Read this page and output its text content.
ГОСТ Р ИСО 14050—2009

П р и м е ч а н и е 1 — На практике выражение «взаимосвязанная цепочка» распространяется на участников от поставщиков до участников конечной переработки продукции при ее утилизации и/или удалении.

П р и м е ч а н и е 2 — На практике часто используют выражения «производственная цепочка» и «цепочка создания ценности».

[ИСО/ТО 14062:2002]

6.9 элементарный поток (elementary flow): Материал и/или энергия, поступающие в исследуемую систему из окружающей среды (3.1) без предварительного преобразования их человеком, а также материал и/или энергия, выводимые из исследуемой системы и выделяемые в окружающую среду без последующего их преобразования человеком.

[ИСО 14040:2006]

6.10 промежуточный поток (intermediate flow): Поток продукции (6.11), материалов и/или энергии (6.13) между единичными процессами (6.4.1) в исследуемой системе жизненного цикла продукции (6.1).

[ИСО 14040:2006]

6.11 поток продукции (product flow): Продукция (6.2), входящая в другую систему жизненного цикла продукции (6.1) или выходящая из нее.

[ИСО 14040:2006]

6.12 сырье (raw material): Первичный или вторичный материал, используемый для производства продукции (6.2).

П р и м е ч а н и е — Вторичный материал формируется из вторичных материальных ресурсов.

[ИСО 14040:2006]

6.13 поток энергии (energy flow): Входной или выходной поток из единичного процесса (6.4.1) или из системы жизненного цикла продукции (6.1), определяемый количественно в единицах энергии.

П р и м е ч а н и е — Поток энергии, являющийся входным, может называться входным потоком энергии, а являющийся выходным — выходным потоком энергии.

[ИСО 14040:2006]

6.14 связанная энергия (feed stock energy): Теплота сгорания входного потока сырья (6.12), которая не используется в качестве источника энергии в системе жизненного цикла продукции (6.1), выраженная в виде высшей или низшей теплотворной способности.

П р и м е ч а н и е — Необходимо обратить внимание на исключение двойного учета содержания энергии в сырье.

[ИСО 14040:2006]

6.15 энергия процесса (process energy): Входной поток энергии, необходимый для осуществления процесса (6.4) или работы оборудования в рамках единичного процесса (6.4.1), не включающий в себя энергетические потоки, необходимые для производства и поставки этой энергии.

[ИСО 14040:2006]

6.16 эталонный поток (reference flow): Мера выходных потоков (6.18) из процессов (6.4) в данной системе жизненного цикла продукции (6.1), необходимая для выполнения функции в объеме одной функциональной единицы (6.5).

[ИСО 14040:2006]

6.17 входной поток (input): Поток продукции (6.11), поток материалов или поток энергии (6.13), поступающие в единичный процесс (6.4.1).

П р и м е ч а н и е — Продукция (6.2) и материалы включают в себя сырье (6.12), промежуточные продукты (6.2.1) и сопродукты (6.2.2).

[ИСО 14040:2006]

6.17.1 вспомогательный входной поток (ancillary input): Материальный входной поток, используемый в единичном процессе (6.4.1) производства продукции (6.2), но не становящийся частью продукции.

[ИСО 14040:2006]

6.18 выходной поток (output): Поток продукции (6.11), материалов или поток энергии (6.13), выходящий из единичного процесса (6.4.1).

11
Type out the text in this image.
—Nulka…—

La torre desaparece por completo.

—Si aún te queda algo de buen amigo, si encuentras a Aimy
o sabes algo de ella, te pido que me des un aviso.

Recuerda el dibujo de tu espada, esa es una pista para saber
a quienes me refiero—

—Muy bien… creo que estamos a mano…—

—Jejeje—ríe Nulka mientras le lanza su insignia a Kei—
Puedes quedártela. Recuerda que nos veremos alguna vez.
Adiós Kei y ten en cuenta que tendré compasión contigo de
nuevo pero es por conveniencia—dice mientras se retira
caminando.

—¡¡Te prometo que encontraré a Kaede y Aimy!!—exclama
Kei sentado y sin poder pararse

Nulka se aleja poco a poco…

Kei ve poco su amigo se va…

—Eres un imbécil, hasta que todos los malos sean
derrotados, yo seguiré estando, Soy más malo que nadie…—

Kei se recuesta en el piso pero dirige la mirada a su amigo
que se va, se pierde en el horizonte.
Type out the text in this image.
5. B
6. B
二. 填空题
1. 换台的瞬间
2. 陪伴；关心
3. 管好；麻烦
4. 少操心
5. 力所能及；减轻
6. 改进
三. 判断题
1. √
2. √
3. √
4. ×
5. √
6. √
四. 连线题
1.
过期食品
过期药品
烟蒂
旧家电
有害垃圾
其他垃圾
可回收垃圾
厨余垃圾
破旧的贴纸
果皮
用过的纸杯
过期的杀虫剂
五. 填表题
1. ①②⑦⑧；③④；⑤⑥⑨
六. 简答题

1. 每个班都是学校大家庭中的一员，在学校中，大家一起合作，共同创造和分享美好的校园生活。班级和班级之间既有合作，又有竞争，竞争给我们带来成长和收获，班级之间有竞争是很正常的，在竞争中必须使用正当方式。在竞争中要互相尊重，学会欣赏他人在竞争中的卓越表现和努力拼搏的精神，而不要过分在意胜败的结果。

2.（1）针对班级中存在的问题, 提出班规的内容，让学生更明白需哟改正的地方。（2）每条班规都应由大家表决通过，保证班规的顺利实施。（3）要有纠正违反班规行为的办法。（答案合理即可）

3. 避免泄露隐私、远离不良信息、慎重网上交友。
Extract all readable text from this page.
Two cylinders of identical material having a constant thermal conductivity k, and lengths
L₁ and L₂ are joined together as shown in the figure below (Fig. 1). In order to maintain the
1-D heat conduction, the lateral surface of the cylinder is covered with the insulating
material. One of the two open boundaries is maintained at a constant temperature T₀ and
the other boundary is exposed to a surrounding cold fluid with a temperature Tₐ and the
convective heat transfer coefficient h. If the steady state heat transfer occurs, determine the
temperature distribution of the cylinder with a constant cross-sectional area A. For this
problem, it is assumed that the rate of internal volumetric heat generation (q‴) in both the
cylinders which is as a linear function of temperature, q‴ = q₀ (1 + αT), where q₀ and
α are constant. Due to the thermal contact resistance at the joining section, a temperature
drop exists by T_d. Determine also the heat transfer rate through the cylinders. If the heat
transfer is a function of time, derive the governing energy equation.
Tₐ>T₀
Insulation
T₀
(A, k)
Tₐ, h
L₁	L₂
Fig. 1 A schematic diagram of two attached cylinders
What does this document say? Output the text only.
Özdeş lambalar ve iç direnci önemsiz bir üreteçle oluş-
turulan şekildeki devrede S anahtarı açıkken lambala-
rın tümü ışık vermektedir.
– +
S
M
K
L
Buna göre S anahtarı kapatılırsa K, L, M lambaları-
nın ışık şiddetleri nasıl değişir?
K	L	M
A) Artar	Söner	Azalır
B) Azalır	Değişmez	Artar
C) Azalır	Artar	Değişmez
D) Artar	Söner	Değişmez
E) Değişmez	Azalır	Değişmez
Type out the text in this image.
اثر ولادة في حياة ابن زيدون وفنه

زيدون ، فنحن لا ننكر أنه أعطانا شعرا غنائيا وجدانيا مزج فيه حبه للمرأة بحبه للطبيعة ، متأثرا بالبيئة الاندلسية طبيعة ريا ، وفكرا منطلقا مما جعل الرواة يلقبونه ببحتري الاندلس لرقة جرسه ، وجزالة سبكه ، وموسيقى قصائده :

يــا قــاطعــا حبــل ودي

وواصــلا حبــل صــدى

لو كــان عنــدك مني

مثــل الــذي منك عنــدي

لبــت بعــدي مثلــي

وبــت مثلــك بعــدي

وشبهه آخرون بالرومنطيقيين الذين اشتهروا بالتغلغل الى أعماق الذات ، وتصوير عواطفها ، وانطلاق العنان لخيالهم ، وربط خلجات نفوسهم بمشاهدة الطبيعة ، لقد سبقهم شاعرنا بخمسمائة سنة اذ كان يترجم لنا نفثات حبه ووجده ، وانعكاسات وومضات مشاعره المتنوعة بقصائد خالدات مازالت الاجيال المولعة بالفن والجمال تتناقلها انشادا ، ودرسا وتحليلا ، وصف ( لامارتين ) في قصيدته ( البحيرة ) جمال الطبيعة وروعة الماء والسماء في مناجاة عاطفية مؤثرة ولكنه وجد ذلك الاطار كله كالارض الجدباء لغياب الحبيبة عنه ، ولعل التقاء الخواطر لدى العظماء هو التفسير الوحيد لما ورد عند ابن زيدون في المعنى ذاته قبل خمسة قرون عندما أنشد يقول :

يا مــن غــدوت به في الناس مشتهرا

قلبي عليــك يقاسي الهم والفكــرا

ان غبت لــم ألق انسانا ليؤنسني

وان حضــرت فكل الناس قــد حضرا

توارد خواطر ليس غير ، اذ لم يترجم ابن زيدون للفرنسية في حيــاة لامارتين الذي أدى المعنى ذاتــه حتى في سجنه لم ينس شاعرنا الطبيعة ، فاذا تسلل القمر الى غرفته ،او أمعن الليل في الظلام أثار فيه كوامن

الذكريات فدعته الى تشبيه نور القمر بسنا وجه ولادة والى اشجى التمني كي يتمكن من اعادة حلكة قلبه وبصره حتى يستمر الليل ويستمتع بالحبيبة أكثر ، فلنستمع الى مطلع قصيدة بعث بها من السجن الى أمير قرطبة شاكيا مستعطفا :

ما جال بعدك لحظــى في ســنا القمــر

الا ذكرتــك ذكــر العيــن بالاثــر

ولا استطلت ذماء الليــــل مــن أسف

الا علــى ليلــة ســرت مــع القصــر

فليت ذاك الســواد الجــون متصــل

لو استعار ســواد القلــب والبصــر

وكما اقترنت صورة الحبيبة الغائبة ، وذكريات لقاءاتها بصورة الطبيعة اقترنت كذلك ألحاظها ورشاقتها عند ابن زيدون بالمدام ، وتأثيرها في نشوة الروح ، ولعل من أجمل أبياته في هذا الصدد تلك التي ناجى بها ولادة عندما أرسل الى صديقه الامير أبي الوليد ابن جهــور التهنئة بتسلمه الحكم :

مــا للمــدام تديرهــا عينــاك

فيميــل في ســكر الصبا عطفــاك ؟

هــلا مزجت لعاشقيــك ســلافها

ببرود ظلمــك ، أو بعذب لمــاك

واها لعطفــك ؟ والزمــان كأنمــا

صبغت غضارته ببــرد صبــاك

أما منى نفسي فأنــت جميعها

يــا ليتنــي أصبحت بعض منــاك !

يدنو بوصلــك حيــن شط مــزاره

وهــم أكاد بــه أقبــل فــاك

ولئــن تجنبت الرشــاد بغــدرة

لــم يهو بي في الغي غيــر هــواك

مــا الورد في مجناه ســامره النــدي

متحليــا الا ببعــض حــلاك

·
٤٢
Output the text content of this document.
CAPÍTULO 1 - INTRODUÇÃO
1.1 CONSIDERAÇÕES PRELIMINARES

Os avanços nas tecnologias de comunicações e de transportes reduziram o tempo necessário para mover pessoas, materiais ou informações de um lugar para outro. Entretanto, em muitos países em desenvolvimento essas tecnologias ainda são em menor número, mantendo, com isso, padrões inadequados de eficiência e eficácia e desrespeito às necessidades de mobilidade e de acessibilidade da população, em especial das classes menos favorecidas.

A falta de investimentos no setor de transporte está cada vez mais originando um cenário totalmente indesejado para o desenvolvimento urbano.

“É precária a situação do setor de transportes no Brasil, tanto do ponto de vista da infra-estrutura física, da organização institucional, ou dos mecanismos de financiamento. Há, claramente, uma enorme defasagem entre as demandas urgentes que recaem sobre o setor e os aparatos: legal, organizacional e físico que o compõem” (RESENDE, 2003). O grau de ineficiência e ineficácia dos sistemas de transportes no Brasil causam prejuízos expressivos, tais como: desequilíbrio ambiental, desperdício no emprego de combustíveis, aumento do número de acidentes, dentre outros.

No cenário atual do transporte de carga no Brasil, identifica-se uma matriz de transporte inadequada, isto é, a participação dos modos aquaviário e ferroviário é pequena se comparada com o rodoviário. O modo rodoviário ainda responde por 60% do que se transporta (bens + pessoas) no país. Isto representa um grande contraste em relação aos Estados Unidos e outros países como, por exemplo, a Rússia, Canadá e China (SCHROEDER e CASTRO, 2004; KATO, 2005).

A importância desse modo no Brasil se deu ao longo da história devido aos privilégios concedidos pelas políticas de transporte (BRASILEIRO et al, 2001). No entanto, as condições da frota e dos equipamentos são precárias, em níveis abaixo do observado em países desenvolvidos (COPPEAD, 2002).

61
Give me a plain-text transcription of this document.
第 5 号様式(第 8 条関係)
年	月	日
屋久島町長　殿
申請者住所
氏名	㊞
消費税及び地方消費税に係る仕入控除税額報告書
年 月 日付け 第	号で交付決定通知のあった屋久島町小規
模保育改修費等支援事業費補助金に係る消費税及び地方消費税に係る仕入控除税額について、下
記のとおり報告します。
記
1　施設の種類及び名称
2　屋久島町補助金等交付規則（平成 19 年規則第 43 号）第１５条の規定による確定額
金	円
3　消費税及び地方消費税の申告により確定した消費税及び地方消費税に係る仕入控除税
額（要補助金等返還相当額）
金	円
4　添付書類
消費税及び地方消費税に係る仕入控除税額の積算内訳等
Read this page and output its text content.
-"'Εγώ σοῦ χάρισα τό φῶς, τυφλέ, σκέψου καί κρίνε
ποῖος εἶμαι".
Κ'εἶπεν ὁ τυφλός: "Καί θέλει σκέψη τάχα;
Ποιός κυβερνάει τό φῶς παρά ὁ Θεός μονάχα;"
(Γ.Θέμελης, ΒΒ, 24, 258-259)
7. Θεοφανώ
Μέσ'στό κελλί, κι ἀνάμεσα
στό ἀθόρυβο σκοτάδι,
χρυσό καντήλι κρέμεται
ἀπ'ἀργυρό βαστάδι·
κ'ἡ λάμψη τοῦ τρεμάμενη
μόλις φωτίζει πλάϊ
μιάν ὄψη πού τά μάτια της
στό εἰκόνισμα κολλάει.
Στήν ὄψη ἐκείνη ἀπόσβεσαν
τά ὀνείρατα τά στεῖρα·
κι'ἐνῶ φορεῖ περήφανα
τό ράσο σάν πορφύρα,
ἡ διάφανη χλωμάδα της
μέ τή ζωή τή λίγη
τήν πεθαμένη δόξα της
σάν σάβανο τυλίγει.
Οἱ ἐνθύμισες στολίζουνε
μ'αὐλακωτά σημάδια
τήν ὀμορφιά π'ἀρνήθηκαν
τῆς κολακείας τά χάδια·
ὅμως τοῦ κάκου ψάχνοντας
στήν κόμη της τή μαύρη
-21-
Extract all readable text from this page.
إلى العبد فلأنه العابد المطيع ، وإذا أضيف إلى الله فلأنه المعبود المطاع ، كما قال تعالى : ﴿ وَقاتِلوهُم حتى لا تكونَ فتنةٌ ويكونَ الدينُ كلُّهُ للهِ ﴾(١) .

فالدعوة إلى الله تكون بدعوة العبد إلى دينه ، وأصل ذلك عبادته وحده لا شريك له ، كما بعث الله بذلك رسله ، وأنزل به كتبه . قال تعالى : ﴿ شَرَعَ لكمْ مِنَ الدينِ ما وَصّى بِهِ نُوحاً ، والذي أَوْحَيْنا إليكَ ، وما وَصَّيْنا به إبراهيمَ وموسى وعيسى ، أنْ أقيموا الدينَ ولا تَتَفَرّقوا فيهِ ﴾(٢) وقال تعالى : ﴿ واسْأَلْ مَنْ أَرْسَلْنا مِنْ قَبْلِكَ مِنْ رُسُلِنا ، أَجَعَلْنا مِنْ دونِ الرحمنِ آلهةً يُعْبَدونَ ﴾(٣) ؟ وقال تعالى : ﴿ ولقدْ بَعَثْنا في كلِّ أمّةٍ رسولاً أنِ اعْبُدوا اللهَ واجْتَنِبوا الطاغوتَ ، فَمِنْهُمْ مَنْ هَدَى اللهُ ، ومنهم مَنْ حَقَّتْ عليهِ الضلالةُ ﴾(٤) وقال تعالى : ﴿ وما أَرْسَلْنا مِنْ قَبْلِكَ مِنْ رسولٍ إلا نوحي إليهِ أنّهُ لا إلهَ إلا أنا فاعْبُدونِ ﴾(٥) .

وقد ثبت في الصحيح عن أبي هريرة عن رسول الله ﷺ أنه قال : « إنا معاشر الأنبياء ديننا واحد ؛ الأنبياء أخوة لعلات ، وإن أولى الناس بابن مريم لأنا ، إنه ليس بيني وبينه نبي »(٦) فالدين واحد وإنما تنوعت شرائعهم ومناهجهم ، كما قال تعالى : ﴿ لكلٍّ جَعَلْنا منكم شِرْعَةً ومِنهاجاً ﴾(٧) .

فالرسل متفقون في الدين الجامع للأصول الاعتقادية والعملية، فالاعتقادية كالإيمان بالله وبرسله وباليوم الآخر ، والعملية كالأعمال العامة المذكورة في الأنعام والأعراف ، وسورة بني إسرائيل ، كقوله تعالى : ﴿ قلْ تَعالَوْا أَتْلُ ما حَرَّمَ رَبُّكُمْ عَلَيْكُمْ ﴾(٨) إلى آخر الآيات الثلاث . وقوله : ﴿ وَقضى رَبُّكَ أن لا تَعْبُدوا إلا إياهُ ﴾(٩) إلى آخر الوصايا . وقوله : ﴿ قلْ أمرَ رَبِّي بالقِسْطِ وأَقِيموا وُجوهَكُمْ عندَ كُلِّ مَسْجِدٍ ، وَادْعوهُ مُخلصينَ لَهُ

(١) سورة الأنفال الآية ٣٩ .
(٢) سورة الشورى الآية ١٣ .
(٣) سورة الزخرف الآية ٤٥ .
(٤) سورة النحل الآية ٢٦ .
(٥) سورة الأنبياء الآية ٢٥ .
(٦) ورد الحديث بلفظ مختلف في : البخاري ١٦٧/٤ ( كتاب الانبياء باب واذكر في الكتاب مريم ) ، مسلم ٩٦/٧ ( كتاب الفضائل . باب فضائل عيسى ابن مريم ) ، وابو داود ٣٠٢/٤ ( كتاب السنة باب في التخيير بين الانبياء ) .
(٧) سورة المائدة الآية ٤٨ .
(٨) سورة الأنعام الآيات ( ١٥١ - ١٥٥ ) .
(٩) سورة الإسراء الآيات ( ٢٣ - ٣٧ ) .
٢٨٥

------------

• Instructions to follow: The word "الآية" may occur in lines of the records. Report how many such lines there are, giving only the number.

• Result of this exercise: 6